▶ [EXERCISE] Return each entry exactly, omitting nothing.

▶ [EXTRACTED RECORDS]
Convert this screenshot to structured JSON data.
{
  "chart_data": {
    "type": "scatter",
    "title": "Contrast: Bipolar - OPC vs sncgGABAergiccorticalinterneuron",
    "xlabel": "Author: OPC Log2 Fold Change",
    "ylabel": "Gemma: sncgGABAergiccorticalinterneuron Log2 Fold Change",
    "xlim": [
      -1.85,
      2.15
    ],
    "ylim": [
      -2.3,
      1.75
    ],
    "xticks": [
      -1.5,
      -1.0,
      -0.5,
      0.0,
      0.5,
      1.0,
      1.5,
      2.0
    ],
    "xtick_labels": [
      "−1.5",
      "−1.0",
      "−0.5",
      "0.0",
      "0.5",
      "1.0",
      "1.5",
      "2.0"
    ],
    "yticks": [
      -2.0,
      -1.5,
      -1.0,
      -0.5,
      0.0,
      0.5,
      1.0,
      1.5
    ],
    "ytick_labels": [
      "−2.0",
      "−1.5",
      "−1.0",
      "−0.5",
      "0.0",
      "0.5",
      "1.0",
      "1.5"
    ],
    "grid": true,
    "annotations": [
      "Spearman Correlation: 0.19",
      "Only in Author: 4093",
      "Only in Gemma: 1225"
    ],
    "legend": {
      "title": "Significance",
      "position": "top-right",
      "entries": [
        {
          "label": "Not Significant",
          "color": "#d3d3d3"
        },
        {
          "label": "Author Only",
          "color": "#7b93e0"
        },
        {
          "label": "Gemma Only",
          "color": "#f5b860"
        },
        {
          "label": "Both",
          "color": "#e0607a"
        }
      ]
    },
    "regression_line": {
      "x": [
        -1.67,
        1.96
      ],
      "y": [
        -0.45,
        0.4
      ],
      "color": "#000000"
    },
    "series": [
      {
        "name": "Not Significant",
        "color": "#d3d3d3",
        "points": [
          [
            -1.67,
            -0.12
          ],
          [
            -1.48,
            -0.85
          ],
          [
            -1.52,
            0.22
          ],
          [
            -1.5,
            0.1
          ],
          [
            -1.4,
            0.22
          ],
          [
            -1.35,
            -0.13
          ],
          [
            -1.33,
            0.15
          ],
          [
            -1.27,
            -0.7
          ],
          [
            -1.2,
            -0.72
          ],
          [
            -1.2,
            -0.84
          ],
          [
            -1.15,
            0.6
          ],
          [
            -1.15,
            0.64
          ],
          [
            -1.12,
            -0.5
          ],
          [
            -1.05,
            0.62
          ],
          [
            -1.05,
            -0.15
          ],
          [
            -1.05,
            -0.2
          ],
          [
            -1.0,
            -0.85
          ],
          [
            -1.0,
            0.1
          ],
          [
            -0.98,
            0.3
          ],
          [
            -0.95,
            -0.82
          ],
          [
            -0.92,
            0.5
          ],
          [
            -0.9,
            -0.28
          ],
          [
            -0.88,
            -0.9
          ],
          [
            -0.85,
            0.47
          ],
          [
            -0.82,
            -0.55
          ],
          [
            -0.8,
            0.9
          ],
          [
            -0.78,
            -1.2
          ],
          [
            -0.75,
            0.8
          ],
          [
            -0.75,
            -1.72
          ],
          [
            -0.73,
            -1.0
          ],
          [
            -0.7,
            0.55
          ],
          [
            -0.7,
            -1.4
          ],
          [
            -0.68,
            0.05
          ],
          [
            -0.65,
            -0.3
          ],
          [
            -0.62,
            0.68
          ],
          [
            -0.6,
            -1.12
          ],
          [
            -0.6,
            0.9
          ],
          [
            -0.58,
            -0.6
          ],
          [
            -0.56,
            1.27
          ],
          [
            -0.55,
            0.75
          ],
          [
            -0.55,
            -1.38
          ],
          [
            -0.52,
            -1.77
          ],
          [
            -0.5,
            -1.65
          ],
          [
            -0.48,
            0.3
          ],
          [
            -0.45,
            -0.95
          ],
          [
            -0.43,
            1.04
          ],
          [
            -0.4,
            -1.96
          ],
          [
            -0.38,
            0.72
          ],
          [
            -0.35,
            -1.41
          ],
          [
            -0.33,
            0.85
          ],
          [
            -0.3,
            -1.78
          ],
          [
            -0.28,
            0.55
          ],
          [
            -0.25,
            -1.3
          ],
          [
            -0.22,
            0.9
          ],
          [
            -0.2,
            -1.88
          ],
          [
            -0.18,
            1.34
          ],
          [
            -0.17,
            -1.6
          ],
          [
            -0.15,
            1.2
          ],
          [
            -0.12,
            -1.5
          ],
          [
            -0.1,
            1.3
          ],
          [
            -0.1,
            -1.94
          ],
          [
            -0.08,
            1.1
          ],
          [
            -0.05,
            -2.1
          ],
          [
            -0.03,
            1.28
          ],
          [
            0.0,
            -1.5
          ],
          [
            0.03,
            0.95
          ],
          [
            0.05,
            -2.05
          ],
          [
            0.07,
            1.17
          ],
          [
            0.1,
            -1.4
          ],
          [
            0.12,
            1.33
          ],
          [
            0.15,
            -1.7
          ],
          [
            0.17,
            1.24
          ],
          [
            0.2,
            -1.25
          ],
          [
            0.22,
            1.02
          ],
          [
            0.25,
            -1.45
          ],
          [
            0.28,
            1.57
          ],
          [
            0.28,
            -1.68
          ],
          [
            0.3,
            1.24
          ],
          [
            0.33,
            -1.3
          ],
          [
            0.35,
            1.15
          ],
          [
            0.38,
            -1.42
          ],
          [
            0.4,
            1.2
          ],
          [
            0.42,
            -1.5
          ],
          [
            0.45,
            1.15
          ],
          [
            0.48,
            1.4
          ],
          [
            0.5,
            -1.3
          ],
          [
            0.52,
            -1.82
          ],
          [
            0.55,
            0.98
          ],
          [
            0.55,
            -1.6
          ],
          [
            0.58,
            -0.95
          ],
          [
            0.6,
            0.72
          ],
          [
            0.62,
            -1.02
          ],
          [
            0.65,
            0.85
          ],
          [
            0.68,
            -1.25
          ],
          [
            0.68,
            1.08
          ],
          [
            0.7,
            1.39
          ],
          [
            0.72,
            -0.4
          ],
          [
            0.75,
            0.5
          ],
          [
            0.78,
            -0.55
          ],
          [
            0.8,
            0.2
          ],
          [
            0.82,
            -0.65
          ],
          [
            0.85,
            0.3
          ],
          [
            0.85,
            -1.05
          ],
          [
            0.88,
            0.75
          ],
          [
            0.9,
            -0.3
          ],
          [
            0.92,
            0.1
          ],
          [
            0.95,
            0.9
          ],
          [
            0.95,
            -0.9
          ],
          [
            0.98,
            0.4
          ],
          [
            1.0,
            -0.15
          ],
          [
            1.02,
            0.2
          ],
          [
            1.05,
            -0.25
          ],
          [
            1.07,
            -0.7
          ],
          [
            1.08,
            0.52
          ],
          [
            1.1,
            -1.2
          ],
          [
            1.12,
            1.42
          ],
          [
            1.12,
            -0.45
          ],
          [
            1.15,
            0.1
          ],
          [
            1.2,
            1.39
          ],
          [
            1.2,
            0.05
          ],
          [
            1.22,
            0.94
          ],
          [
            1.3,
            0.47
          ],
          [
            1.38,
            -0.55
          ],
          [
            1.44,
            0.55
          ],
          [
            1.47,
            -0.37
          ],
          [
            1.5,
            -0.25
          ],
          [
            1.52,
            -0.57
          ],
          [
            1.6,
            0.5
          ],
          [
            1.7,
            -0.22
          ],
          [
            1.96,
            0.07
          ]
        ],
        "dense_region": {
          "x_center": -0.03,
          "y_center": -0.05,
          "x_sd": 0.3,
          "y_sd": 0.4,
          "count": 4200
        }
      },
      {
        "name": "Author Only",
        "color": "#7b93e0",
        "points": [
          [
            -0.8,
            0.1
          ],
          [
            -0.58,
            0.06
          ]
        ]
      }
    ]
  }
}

▶ [TASK RESULT]
Convert this screenshot to structured JSON data.
{
  "chart_data": {
    "type": "scatter",
    "title": "Contrast: Bipolar - OPC vs sncgGABAergiccorticalinterneuron",
    "xlabel": "Author: OPC Log2 Fold Change",
    "ylabel": "Gemma: sncgGABAergiccorticalinterneuron Log2 Fold Change",
    "xlim": [
      -1.85,
      2.15
    ],
    "ylim": [
      -2.3,
      1.75
    ],
    "xticks": [
      -1.5,
      -1.0,
      -0.5,
      0.0,
      0.5,
      1.0,
      1.5,
      2.0
    ],
    "xtick_labels": [
      "−1.5",
      "−1.0",
      "−0.5",
      "0.0",
      "0.5",
      "1.0",
      "1.5",
      "2.0"
    ],
    "yticks": [
      -2.0,
      -1.5,
      -1.0,
      -0.5,
      0.0,
      0.5,
      1.0,
      1.5
    ],
    "ytick_labels": [
      "−2.0",
      "−1.5",
      "−1.0",
      "−0.5",
      "0.0",
      "0.5",
      "1.0",
      "1.5"
    ],
    "grid": true,
    "annotations": [
      "Spearman Correlation: 0.19",
      "Only in Author: 4093",
      "Only in Gemma: 1225"
    ],
    "legend": {
      "title": "Significance",
      "position": "top-right",
      "entries": [
        {
          "label": "Not Significant",
          "color": "#d3d3d3"
        },
        {
          "label": "Author Only",
          "color": "#7b93e0"
        },
        {
          "label": "Gemma Only",
          "color": "#f5b860"
        },
        {
          "label": "Both",
          "color": "#e0607a"
        }
      ]
    },
    "regression_line": {
      "x": [
        -1.67,
        1.96
      ],
      "y": [
        -0.45,
        0.4
      ],
      "color": "#000000"
    },
    "series": [
      {
        "name": "Not Significant",
        "color": "#d3d3d3",
        "points": [
          [
            -1.67,
            -0.12
          ],
          [
            -1.48,
            -0.85
          ],
          [
            -1.52,
            0.22
          ],
          [
            -1.5,
            0.1
          ],
          [
            -1.4,
            0.22
          ],
          [
            -1.35,
            -0.13
          ],
          [
            -1.33,
            0.15
          ],
          [
            -1.27,
            -0.7
          ],
          [
            -1.2,
            -0.72
          ],
          [
            -1.2,
            -0.84
          ],
          [
            -1.15,
            0.6
          ],
          [
            -1.15,
            0.64
          ],
          [
            -1.12,
            -0.5
          ],
          [
            -1.05,
            0.62
          ],
          [
            -1.05,
            -0.15
          ],
          [
            -1.05,
            -0.2
          ],
          [
            -1.0,
            -0.85
          ],
          [
            -1.0,
            0.1
          ],
          [
            -0.98,
            0.3
          ],
          [
            -0.95,
            -0.82
          ],
          [
            -0.92,
            0.5
          ],
          [
            -0.9,
            -0.28
          ],
          [
            -0.88,
            -0.9
          ],
          [
            -0.85,
            0.47
          ],
          [
            -0.82,
            -0.55
          ],
          [
            -0.8,
            0.9
          ],
          [
            -0.78,
            -1.2
          ],
          [
            -0.75,
            0.8
          ],
          [
            -0.75,
            -1.72
          ],
          [
            -0.73,
            -1.0
          ],
          [
            -0.7,
            0.55
          ],
          [
            -0.7,
            -1.4
          ],
          [
            -0.68,
            0.05
          ],
          [
            -0.65,
            -0.3
          ],
          [
            -0.62,
            0.68
          ],
          [
            -0.6,
            -1.12
          ],
          [
            -0.6,
            0.9
          ],
          [
            -0.58,
            -0.6
          ],
          [
            -0.56,
            1.27
          ],
          [
            -0.55,
            0.75
          ],
          [
            -0.55,
            -1.38
          ],
          [
            -0.52,
            -1.77
          ],
          [
            -0.5,
            -1.65
          ],
          [
            -0.48,
            0.3
          ],
          [
            -0.45,
            -0.95
          ],
          [
            -0.43,
            1.04
          ],
          [
            -0.4,
            -1.96
          ],
          [
            -0.38,
            0.72
          ],
          [
            -0.35,
            -1.41
          ],
          [
            -0.33,
            0.85
          ],
          [
            -0.3,
            -1.78
          ],
          [
            -0.28,
            0.55
          ],
          [
            -0.25,
            -1.3
          ],
          [
            -0.22,
            0.9
          ],
          [
            -0.2,
            -1.88
          ],
          [
            -0.18,
            1.34
          ],
          [
            -0.17,
            -1.6
          ],
          [
            -0.15,
            1.2
          ],
          [
            -0.12,
            -1.5
          ],
          [
            -0.1,
            1.3
          ],
          [
            -0.1,
            -1.94
          ],
          [
            -0.08,
            1.1
          ],
          [
            -0.05,
            -2.1
          ],
          [
            -0.03,
            1.28
          ],
          [
            0.0,
            -1.5
          ],
          [
            0.03,
            0.95
          ],
          [
            0.05,
            -2.05
          ],
          [
            0.07,
            1.17
          ],
          [
            0.1,
            -1.4
          ],
          [
            0.12,
            1.33
          ],
          [
            0.15,
            -1.7
          ],
          [
            0.17,
            1.24
          ],
          [
            0.2,
            -1.25
          ],
          [
            0.22,
            1.02
          ],
          [
            0.25,
            -1.45
          ],
          [
            0.28,
            1.57
          ],
          [
            0.28,
            -1.68
          ],
          [
            0.3,
            1.24
          ],
          [
            0.33,
            -1.3
          ],
          [
            0.35,
            1.15
          ],
          [
            0.38,
            -1.42
          ],
          [
            0.4,
            1.2
          ],
          [
            0.42,
            -1.5
          ],
          [
            0.45,
            1.15
          ],
          [
            0.48,
            1.4
          ],
          [
            0.5,
            -1.3
          ],
          [
            0.52,
            -1.82
          ],
          [
            0.55,
            0.98
          ],
          [
            0.55,
            -1.6
          ],
          [
            0.58,
            -0.95
          ],
          [
            0.6,
            0.72
          ],
          [
            0.62,
            -1.02
          ],
          [
            0.65,
            0.85
          ],
          [
            0.68,
            -1.25
          ],
          [
            0.68,
            1.08
          ],
          [
            0.7,
            1.39
          ],
          [
            0.72,
            -0.4
          ],
          [
            0.75,
            0.5
          ],
          [
            0.78,
            -0.55
          ],
          [
            0.8,
            0.2
          ],
          [
            0.82,
            -0.65
          ],
          [
            0.85,
            0.3
          ],
          [
            0.85,
            -1.05
          ],
          [
            0.88,
            0.75
          ],
          [
            0.9,
            -0.3
          ],
          [
            0.92,
            0.1
          ],
          [
            0.95,
            0.9
          ],
          [
            0.95,
            -0.9
          ],
          [
            0.98,
            0.4
          ],
          [
            1.0,
            -0.15
          ],
          [
            1.02,
            0.2
          ],
          [
            1.05,
            -0.25
          ],
          [
            1.07,
            -0.7
          ],
          [
            1.08,
            0.52
          ],
          [
            1.1,
            -1.2
          ],
          [
            1.12,
            1.42
          ],
          [
            1.12,
            -0.45
          ],
          [
            1.15,
            0.1
          ],
          [
            1.2,
            1.39
          ],
          [
            1.2,
            0.05
          ],
          [
            1.22,
            0.94
          ],
          [
            1.3,
            0.47
          ],
          [
            1.38,
            -0.55
          ],
          [
            1.44,
            0.55
          ],
          [
            1.47,
            -0.37
          ],
          [
            1.5,
            -0.25
          ],
          [
            1.52,
            -0.57
          ],
          [
            1.6,
            0.5
          ],
          [
            1.7,
            -0.22
          ],
          [
            1.96,
            0.07
          ]
        ],
        "dense_region": {
          "x_center": -0.03,
          "y_center": -0.05,
          "x_sd": 0.3,
          "y_sd": 0.4,
          "count": 4200
        }
      },
      {
        "name": "Author Only",
        "color": "#7b93e0",
        "points": [
          [
            -0.8,
            0.1
          ],
          [
            -0.58,
            0.06
          ]
        ]
      }
    ]
  }
}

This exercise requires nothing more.